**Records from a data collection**
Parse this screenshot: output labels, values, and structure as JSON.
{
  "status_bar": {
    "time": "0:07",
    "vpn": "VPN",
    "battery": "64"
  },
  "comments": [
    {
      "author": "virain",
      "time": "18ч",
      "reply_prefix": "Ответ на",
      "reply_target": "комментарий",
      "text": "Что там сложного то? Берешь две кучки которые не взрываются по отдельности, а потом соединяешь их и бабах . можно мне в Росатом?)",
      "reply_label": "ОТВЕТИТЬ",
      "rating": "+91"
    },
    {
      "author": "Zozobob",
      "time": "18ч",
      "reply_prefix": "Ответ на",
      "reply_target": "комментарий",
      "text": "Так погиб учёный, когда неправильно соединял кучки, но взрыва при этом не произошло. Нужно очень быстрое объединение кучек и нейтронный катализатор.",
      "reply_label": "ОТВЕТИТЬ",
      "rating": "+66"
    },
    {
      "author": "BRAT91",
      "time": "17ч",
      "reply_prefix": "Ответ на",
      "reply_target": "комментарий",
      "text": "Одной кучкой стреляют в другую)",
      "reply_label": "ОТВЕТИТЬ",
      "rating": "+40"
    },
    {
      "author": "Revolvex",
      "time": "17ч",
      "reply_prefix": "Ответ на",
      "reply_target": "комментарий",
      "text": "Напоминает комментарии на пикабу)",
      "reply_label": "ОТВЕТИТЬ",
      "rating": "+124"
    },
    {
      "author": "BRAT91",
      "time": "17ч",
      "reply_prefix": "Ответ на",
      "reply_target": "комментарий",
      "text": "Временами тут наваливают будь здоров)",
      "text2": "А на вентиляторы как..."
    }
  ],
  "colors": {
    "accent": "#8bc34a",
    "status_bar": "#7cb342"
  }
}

**TASK INSTRUCTIONS**
Extract all lines that hold the word "author".

**THE ANSWER**
      "author": "virain",
      "author": "Zozobob",
      "author": "BRAT91",
      "author": "Revolvex",
      "author": "BRAT91",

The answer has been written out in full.